** Begin RECORD EXCERPTS **

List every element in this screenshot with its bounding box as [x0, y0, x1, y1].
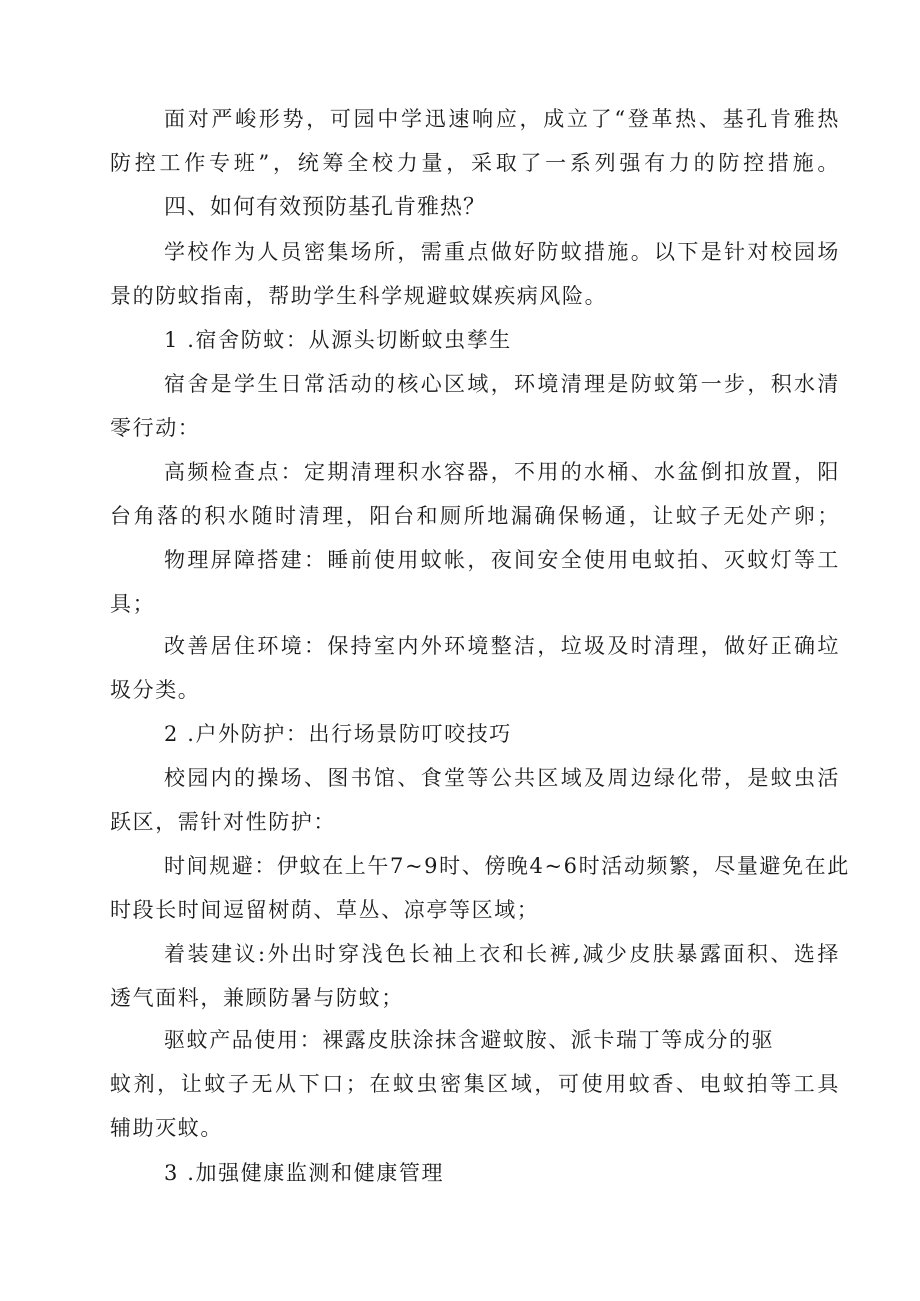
- paragraph-line: 零行动：: [110, 416, 201, 440]
- paragraph-line: 驱蚊产品使用：裸露皮肤涂抹含避蚊胺、派卡瑞丁等成分的驱: [164, 1028, 775, 1052]
- paragraph-line: 辅助灭蚊。: [110, 1116, 223, 1140]
- paragraph-line: 时间规避：伊蚊在上午7~9时、傍晚4~6时活动频繁，尽量避免在此: [164, 854, 850, 878]
- paragraph-line: 改善居住环境：保持室内外环境整洁，垃圾及时清理，做好正确垃: [164, 634, 840, 658]
- paragraph-line: 圾分类。: [110, 678, 201, 702]
- subsection-heading: 2 .户外防护：出行场景防叮咬技巧: [164, 722, 512, 746]
- paragraph-line: 校园内的操场、图书馆、食堂等公共区域及周边绿化带，是蚊虫活: [164, 766, 840, 790]
- paragraph-line: 跃区，需针对性防护：: [110, 810, 336, 834]
- subsection-heading: 3 .加强健康监测和健康管理: [164, 1161, 445, 1185]
- paragraph-line: 台角落的积水随时清理，阳台和厕所地漏确保畅通，让蚊子无处产卵；: [110, 504, 840, 528]
- paragraph-line: 景的防蚊指南，帮助学生科学规避蚊媒疾病风险。: [110, 284, 608, 308]
- paragraph-line: 防控工作专班”，统筹全校力量，采取了一系列强有力的防控措施。: [110, 151, 840, 175]
- paragraph-line: 面对严峻形势，可园中学迅速响应，成立了“登革热、基孔肯雅热: [164, 107, 840, 131]
- paragraph-line: 透气面料，兼顾防暑与防蚊；: [110, 986, 404, 1010]
- paragraph-line: 高频检查点：定期清理积水容器，不用的水桶、水盆倒扣放置，阳: [164, 460, 840, 484]
- paragraph-line: 学校作为人员密集场所，需重点做好防蚊措施。以下是针对校园场: [164, 240, 840, 264]
- paragraph-line: 具；: [110, 592, 156, 616]
- paragraph-line: 蚊剂，让蚊子无从下口；在蚊虫密集区域，可使用蚊香、电蚊拍等工具: [110, 1072, 840, 1096]
- paragraph-line: 物理屏障搭建：睡前使用蚊帐，夜间安全使用电蚊拍、灭蚊灯等工: [164, 548, 840, 572]
- subsection-heading: 1 .宿舍防蚊：从源头切断蚊虫孳生: [164, 328, 512, 352]
- paragraph-line: 时段长时间逗留树荫、草丛、凉亭等区域；: [110, 898, 540, 922]
- section-heading: 四、如何有效预防基孔肯雅热？: [164, 195, 487, 220]
- paragraph-line: 宿舍是学生日常活动的核心区域，环境清理是防蚊第一步，积水清: [164, 372, 840, 396]
- paragraph-line: 着装建议:外出时穿浅色长袖上衣和长裤,减少皮肤暴露面积、选择: [164, 942, 840, 966]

** End RECORD EXCERPTS **

WHAT IS EXPECTED — Please reproduce every line of the entries above without any change, leaving out the pictures.

OUTPUT FOR THIS EXERCISE —
List every element in this screenshot with its bounding box as [x0, y0, x1, y1].
- paragraph-line: 零行动：: [110, 416, 201, 440]
- paragraph-line: 驱蚊产品使用：裸露皮肤涂抹含避蚊胺、派卡瑞丁等成分的驱: [164, 1028, 775, 1052]
- paragraph-line: 辅助灭蚊。: [110, 1116, 223, 1140]
- paragraph-line: 时间规避：伊蚊在上午7~9时、傍晚4~6时活动频繁，尽量避免在此: [164, 854, 850, 878]
- paragraph-line: 改善居住环境：保持室内外环境整洁，垃圾及时清理，做好正确垃: [164, 634, 840, 658]
- paragraph-line: 圾分类。: [110, 678, 201, 702]
- subsection-heading: 2 .户外防护：出行场景防叮咬技巧: [164, 722, 512, 746]
- paragraph-line: 校园内的操场、图书馆、食堂等公共区域及周边绿化带，是蚊虫活: [164, 766, 840, 790]
- paragraph-line: 跃区，需针对性防护：: [110, 810, 336, 834]
- subsection-heading: 3 .加强健康监测和健康管理: [164, 1161, 445, 1185]
- paragraph-line: 台角落的积水随时清理，阳台和厕所地漏确保畅通，让蚊子无处产卵；: [110, 504, 840, 528]
- paragraph-line: 景的防蚊指南，帮助学生科学规避蚊媒疾病风险。: [110, 284, 608, 308]
- paragraph-line: 防控工作专班”，统筹全校力量，采取了一系列强有力的防控措施。: [110, 151, 840, 175]
- paragraph-line: 面对严峻形势，可园中学迅速响应，成立了“登革热、基孔肯雅热: [164, 107, 840, 131]
- paragraph-line: 透气面料，兼顾防暑与防蚊；: [110, 986, 404, 1010]
- paragraph-line: 高频检查点：定期清理积水容器，不用的水桶、水盆倒扣放置，阳: [164, 460, 840, 484]
- paragraph-line: 学校作为人员密集场所，需重点做好防蚊措施。以下是针对校园场: [164, 240, 840, 264]
- paragraph-line: 具；: [110, 592, 156, 616]
- paragraph-line: 蚊剂，让蚊子无从下口；在蚊虫密集区域，可使用蚊香、电蚊拍等工具: [110, 1072, 840, 1096]
- paragraph-line: 物理屏障搭建：睡前使用蚊帐，夜间安全使用电蚊拍、灭蚊灯等工: [164, 548, 840, 572]
- subsection-heading: 1 .宿舍防蚊：从源头切断蚊虫孳生: [164, 328, 512, 352]
- paragraph-line: 时段长时间逗留树荫、草丛、凉亭等区域；: [110, 898, 540, 922]
- section-heading: 四、如何有效预防基孔肯雅热？: [164, 195, 487, 220]
- paragraph-line: 宿舍是学生日常活动的核心区域，环境清理是防蚊第一步，积水清: [164, 372, 840, 396]
- paragraph-line: 着装建议:外出时穿浅色长袖上衣和长裤,减少皮肤暴露面积、选择: [164, 942, 840, 966]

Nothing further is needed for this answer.